● The problem:
Find every line in the records below that holds the word "mobility", and copy it out.

● Given records:
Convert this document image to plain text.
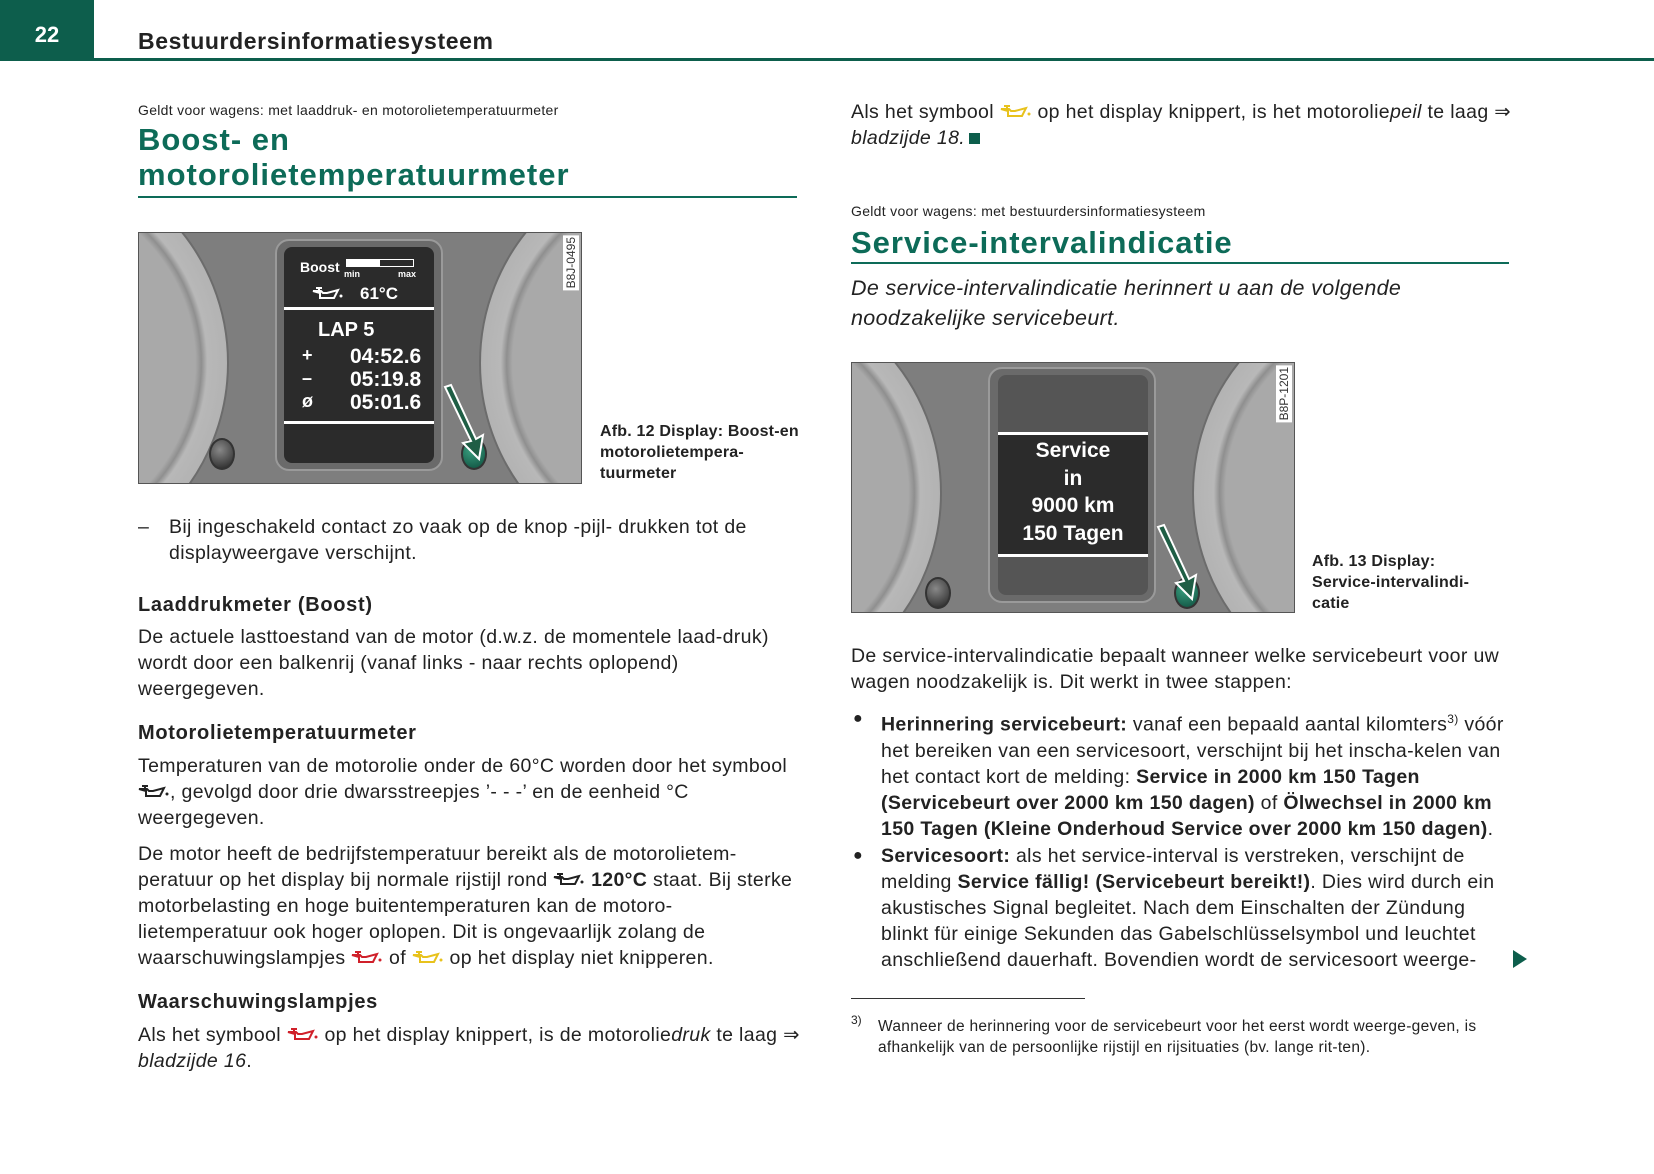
22	Bestuurdersinformatiesysteem
Geldt voor wagens: met laaddruk- en motorolietemperatuurmeter
Boost- en
motorolietemperatuurmeter
Boost min	max
61°C
LAP 5
+ 04:52.6
– 05:19.8
ø 05:01.6
B8J-0495
Afb. 12 Display: Boost-en motorolietempera-tuurmeter
– Bij ingeschakeld contact zo vaak op de knop -pijl- drukken tot de displayweergave verschijnt.
Laaddrukmeter (Boost)
De actuele lasttoestand van de motor (d.w.z. de momentele laad-druk) wordt door een balkenrij (vanaf links - naar rechts oplopend) weergegeven.
Motorolietemperatuurmeter
Temperaturen van de motorolie onder de 60°C worden door het symbool , gevolgd door drie dwarsstreepjes ’- - -’ en de eenheid °C weergegeven.
De motor heeft de bedrijfstemperatuur bereikt als de motorolietem-peratuur op het display bij normale rijstijl rond  120°C staat. Bij sterke motorbelasting en hoge buitentemperaturen kan de motoro-lietemperatuur ook hoger oplopen. Dit is ongevaarlijk zolang de waarschuwingslampjes  of  op het display niet knipperen.
Waarschuwingslampjes
Als het symbool  op het display knippert, is de motoroliedruk te laag ⇒ bladzijde 16.
Als het symbool  op het display knippert, is het motoroliepeil te laag ⇒ bladzijde 18.
Geldt voor wagens: met bestuurdersinformatiesysteem
Service-intervalindicatie
De service-intervalindicatie herinnert u aan de volgende noodzakelijke servicebeurt.
Service
in
9000 km
150 Tagen
B8P-1201
Afb. 13 Display: Service-intervalindi-catie
De service-intervalindicatie bepaalt wanneer welke servicebeurt voor uw wagen noodzakelijk is. Dit werkt in twee stappen:
● Herinnering servicebeurt: vanaf een bepaald aantal kilomters$^{3)}$ vóór het bereiken van een servicesoort, verschijnt bij het inscha-kelen van het contact kort de melding: Service in 2000 km 150 Tagen (Servicebeurt over 2000 km 150 dagen) of Ölwechsel in 2000 km 150 Tagen (Kleine Onderhoud Service over 2000 km 150 dagen).
● Servicesoort: als het service-interval is verstreken, verschijnt de melding Service fällig! (Servicebeurt bereikt!). Dies wird durch ein akustisches Signal begleitet. Nach dem Einschalten der Zündung blinkt für einige Sekunden das Gabelschlüsselsymbol und leuchtet anschließend dauerhaft. Bovendien wordt de servicesoort weerge-
3) Wanneer de herinnering voor de servicebeurt voor het eerst wordt weerge-geven, is afhankelijk van de persoonlijke rijstijl en rijsituaties (bv. lange rit-ten).
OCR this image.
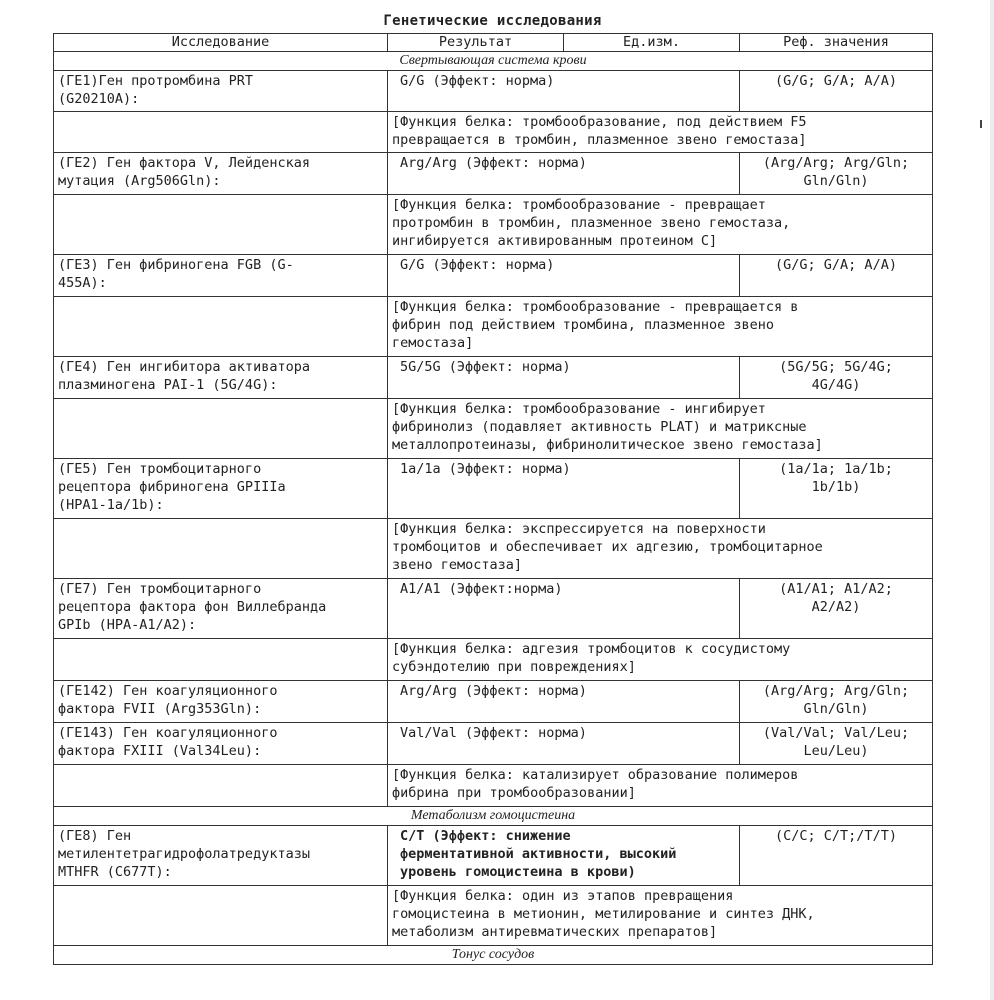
Генетические исследования
Исследование	Результат	Ед.изм.	Реф. значения
Свертывающая система крови			
(ГЕ1)Ген протромбина PRT
(G20210A):	G/G (Эффект: норма)		(G/G; G/A; A/A)
	[Функция белка: тромбообразование, под действием F5
превращается в тромбин, плазменное звено гемостаза]		
(ГЕ2) Ген фактора V, Лейденская
мутация (Arg506Gln):	Arg/Arg (Эффект: норма)		(Arg/Arg; Arg/Gln;
Gln/Gln)
	[Функция белка: тромбообразование - превращает
протромбин в тромбин, плазменное звено гемостаза,
ингибируется активированным протеином C]		
(ГЕ3) Ген фибриногена FGB (G-
455A):	G/G (Эффект: норма)		(G/G; G/A; A/A)
	[Функция белка: тромбообразование - превращается в
фибрин под действием тромбина, плазменное звено
гемостаза]		
(ГЕ4) Ген ингибитора активатора
плазминогена PAI-1 (5G/4G):	5G/5G (Эффект: норма)		(5G/5G; 5G/4G;
4G/4G)
	[Функция белка: тромбообразование - ингибирует
фибринолиз (подавляет активность PLAT) и матриксные
металлопротеиназы, фибринолитическое звено гемостаза]		
(ГЕ5) Ген тромбоцитарного
рецептора фибриногена GPIIIa
(HPA1-1a/1b):	1a/1a (Эффект: норма)		(1a/1a; 1a/1b;
1b/1b)
	[Функция белка: экспрессируется на поверхности
тромбоцитов и обеспечивает их адгезию, тромбоцитарное
звено гемостаза]		
(ГЕ7) Ген тромбоцитарного
рецептора фактора фон Виллебранда
GPIb (HPA-A1/A2):	A1/A1 (Эффект:норма)		(A1/A1; A1/A2;
A2/A2)
	[Функция белка: адгезия тромбоцитов к сосудистому
субэндотелию при повреждениях]		
(ГЕ142) Ген коагуляционного
фактора FVII (Arg353Gln):	Arg/Arg (Эффект: норма)		(Arg/Arg; Arg/Gln;
Gln/Gln)
(ГЕ143) Ген коагуляционного
фактора FXIII (Val34Leu):	Val/Val (Эффект: норма)		(Val/Val; Val/Leu;
Leu/Leu)
	[Функция белка: катализирует образование полимеров
фибрина при тромбообразовании]		
Метаболизм гомоцистеина			
(ГЕ8) Ген
метилентетрагидрофолатредуктазы
MTHFR (C677T):	C/T (Эффект: снижение
ферментативной активности, высокий
уровень гомоцистеина в крови)		(C/C; C/T;/T/T)
	[Функция белка: один из этапов превращения
гомоцистеина в метионин, метилирование и синтез ДНК,
метаболизм антиревматических препаратов]		
Тонус сосудов			
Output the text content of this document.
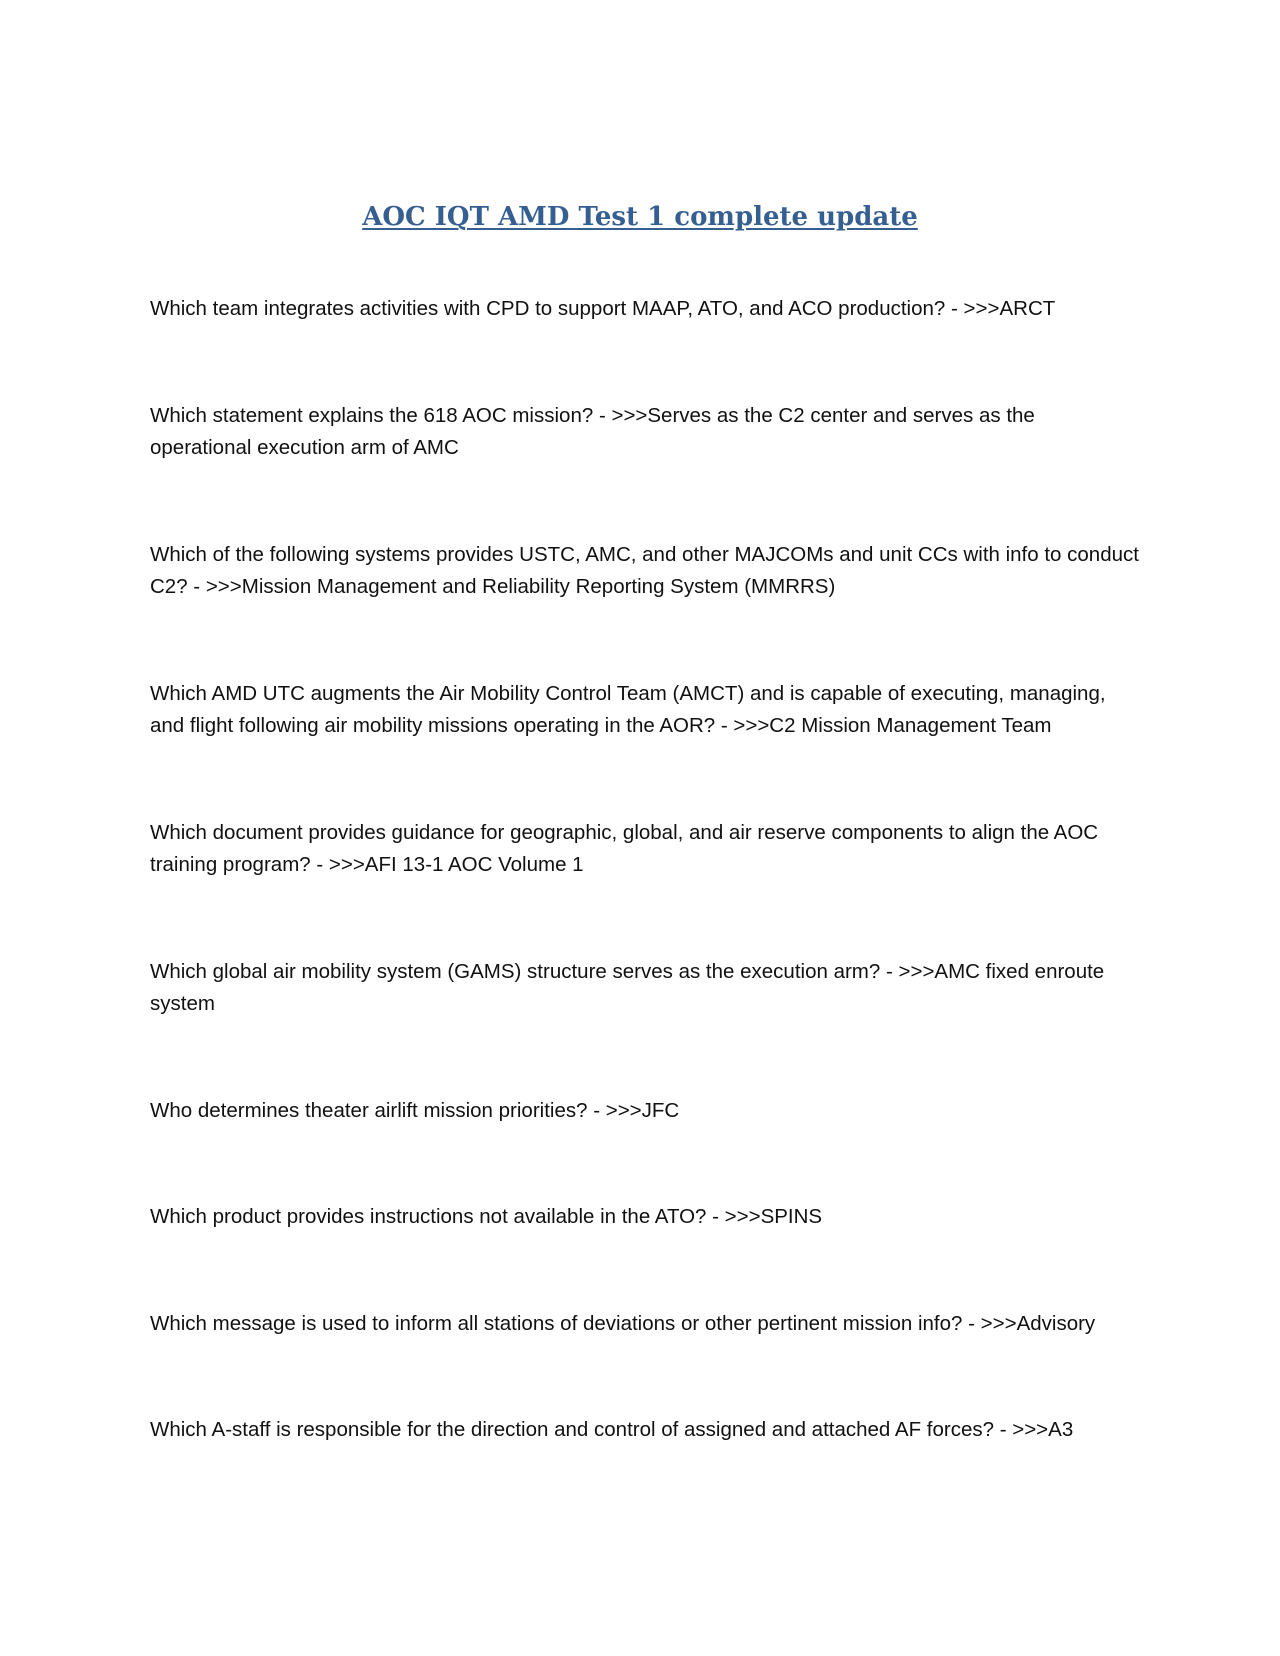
AOC IQT AMD Test 1 complete update
Which team integrates activities with CPD to support MAAP, ATO, and ACO production? - >>>ARCT
Which statement explains the 618 AOC mission? - >>>Serves as the C2 center and serves as the operational execution arm of AMC
Which of the following systems provides USTC, AMC, and other MAJCOMs and unit CCs with info to conduct C2? - >>>Mission Management and Reliability Reporting System (MMRRS)
Which AMD UTC augments the Air Mobility Control Team (AMCT) and is capable of executing, managing, and flight following air mobility missions operating in the AOR? - >>>C2 Mission Management Team
Which document provides guidance for geographic, global, and air reserve components to align the AOC training program? - >>>AFI 13-1 AOC Volume 1
Which global air mobility system (GAMS) structure serves as the execution arm? - >>>AMC fixed enroute system
Who determines theater airlift mission priorities? - >>>JFC
Which product provides instructions not available in the ATO? - >>>SPINS
Which message is used to inform all stations of deviations or other pertinent mission info? - >>>Advisory
Which A-staff is responsible for the direction and control of assigned and attached AF forces? - >>>A3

● Solution below:
Which AMD UTC augments the Air Mobility Control Team (AMCT) and is capable of executing, managing, and flight following air mobility missions operating in the AOR? - >>>C2 Mission Management Team
Which global air mobility system (GAMS) structure serves as the execution arm? - >>>AMC fixed enroute system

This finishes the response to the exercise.